**Given problem:**
Count each line below that has "text" anywhere in it. Answer with the total alone.

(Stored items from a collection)
********

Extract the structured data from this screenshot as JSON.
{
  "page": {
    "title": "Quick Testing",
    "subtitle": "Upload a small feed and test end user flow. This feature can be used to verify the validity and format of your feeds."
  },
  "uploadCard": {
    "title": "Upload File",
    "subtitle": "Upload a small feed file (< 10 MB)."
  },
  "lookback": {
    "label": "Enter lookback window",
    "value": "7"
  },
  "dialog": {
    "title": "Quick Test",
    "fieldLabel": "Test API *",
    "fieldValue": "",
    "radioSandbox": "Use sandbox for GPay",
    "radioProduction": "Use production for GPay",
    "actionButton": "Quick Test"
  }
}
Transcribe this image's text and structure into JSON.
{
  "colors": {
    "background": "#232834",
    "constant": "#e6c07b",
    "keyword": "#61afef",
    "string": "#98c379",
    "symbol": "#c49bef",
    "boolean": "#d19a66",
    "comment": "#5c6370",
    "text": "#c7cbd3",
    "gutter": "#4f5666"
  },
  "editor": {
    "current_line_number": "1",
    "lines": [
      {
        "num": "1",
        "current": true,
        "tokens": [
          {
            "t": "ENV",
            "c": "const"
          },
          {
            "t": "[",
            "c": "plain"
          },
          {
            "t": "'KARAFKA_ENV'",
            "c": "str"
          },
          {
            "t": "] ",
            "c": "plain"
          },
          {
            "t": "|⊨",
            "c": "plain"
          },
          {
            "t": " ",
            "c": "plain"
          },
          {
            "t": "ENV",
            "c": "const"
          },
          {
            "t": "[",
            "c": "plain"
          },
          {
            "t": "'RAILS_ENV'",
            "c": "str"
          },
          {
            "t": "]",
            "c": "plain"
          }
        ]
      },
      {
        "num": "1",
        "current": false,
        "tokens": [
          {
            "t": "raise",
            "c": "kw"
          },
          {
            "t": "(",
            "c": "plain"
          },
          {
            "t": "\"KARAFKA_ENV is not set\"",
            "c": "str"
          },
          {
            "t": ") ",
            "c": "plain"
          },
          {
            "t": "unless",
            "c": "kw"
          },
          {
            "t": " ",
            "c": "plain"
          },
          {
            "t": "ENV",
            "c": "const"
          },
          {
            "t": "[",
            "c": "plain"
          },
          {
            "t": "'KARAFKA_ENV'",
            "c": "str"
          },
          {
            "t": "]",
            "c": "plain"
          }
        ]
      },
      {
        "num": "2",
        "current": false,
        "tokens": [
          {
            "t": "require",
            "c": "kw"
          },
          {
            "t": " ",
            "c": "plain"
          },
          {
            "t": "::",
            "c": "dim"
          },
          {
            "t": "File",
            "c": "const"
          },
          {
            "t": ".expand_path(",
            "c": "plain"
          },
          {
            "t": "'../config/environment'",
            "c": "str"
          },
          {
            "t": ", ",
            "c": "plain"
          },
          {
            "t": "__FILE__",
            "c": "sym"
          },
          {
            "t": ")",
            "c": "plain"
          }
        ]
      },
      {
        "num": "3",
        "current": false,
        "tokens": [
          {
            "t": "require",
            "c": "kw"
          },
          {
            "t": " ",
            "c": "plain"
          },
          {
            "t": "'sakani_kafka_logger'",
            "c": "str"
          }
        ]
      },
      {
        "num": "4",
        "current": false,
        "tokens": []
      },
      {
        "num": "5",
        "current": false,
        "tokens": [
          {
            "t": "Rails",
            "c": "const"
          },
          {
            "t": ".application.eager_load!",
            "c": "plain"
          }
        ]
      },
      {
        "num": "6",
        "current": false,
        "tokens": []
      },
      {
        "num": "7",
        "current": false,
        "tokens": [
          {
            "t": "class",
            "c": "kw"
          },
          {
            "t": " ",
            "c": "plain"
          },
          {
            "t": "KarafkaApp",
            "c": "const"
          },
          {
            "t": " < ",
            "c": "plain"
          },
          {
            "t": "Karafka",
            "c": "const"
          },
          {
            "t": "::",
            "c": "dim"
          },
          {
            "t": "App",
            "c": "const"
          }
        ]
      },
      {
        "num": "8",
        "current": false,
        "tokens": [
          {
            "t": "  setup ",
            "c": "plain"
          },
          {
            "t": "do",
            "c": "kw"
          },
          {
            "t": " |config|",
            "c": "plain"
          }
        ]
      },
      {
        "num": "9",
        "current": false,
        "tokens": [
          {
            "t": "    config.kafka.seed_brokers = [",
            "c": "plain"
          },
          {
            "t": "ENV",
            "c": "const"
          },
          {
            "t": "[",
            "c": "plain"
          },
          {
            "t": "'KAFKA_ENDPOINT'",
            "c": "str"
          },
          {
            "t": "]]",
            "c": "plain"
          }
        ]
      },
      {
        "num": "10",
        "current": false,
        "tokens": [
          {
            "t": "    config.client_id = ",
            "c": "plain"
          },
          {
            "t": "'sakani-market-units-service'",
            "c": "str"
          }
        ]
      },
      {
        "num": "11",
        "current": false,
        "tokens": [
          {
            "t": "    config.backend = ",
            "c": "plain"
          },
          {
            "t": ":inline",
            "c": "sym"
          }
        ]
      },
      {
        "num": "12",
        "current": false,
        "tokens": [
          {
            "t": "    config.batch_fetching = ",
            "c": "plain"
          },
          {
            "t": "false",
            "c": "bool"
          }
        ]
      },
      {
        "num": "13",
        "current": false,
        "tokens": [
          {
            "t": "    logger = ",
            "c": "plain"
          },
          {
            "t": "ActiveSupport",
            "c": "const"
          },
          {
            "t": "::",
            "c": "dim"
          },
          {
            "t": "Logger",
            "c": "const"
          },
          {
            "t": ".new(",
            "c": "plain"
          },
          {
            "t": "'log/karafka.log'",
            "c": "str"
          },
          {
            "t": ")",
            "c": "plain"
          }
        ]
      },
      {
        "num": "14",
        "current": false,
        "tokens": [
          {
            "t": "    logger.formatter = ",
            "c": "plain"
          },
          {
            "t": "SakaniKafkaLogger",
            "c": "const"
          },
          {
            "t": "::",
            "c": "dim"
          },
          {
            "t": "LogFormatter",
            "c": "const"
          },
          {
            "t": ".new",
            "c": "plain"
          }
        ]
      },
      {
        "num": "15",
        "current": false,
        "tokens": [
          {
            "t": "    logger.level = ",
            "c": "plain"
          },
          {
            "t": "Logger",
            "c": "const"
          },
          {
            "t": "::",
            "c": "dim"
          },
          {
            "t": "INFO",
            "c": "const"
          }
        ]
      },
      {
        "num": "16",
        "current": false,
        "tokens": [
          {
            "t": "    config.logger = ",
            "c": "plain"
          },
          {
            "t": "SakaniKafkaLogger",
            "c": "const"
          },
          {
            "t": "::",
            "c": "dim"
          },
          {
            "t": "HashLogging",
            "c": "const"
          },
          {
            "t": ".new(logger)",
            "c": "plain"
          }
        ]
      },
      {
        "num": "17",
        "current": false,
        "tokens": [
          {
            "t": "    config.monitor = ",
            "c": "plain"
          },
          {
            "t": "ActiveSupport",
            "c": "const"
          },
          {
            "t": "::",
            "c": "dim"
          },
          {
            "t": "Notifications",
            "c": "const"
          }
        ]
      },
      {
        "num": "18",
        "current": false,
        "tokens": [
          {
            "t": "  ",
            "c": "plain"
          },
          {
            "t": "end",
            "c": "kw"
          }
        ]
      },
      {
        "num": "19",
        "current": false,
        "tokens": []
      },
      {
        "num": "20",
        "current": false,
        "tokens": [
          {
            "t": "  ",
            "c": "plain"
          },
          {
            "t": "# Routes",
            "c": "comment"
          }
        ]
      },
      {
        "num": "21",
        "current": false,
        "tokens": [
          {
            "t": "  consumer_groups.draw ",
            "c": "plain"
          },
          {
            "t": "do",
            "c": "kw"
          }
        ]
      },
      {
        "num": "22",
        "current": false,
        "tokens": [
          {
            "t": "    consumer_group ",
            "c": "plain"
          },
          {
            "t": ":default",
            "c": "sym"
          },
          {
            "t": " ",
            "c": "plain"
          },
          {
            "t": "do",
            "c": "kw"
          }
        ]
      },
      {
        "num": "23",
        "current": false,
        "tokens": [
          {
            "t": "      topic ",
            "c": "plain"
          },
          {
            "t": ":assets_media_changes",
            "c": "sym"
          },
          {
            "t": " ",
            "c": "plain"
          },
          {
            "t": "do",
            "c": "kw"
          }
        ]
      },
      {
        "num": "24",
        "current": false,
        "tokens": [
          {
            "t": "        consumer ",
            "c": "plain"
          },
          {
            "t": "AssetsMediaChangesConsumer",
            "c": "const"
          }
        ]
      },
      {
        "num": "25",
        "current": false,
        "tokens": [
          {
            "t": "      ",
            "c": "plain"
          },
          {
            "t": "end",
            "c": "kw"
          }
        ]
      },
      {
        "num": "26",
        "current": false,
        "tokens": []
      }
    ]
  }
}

********

**Exercise output:**
2